#### What the exercise asks:
Pull out every line in the data that has the string "Linderoth" in it.

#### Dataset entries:
####
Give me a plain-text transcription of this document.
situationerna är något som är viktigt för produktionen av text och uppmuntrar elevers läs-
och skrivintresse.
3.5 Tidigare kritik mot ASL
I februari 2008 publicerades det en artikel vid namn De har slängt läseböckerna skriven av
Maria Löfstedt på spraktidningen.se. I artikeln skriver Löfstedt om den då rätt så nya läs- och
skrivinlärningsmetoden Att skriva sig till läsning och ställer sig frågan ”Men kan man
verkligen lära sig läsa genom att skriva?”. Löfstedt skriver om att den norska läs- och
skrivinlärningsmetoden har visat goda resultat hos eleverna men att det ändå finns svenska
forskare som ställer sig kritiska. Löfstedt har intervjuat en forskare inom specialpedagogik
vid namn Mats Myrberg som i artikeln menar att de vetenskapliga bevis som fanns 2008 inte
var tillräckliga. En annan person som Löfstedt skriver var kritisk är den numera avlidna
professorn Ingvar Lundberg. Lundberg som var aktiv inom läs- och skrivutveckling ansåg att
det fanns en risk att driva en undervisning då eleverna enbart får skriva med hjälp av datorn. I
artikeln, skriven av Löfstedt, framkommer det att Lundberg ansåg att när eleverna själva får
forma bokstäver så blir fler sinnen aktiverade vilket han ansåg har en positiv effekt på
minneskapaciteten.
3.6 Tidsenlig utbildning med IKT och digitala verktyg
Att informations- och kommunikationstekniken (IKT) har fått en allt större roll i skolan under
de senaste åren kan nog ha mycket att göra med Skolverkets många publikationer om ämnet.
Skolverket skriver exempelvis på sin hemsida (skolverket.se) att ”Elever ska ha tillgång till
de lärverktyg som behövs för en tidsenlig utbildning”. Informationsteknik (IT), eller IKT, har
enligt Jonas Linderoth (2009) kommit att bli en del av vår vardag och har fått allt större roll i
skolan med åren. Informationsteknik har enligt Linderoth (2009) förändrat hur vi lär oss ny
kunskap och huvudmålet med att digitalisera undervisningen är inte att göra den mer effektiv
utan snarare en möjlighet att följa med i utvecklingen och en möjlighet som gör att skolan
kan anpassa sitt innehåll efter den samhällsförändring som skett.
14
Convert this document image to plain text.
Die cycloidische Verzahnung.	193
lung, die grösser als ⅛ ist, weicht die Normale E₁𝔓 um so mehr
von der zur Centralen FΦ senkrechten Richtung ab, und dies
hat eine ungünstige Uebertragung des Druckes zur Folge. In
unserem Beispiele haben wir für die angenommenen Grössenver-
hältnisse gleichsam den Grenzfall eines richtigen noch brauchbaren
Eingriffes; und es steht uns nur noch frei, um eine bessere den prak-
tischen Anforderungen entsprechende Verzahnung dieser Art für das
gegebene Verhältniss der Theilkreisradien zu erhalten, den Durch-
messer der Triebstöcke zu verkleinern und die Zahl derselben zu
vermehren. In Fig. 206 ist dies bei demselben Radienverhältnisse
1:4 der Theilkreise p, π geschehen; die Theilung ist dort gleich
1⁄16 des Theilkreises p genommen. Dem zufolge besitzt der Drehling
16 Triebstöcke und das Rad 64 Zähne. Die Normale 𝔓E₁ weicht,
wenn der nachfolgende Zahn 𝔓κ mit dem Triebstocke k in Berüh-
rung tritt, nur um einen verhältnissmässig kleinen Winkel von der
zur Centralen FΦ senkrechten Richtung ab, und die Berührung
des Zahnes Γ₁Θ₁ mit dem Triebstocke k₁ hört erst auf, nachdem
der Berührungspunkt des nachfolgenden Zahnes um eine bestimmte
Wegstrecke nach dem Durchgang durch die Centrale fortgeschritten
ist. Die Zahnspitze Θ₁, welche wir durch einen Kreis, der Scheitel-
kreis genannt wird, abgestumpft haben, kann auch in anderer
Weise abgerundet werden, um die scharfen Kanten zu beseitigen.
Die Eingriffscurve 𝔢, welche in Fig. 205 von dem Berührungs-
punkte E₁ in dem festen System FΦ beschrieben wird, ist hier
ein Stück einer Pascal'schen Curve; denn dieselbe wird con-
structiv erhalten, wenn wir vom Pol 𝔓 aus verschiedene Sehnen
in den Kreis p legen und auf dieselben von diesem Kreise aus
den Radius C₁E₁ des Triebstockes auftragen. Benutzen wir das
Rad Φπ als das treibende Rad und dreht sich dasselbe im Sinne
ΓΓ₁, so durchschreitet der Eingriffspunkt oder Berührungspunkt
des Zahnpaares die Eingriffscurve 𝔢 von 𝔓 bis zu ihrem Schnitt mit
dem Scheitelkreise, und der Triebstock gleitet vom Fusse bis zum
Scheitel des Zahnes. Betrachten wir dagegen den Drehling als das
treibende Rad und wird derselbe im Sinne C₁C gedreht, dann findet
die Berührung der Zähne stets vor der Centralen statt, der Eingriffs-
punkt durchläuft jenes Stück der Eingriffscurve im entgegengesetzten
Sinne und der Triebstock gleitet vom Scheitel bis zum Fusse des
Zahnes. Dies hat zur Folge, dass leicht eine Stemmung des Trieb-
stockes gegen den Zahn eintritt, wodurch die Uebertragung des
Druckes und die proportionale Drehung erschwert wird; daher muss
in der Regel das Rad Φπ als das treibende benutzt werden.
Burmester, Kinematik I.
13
####
#### Response to the exercise:
enligt Jonas Linderoth (2009) kommit att bli en del av vår vardag och har fått allt större roll i
skolan med åren. Informationsteknik har enligt Linderoth (2009) förändrat hur vi lär oss ny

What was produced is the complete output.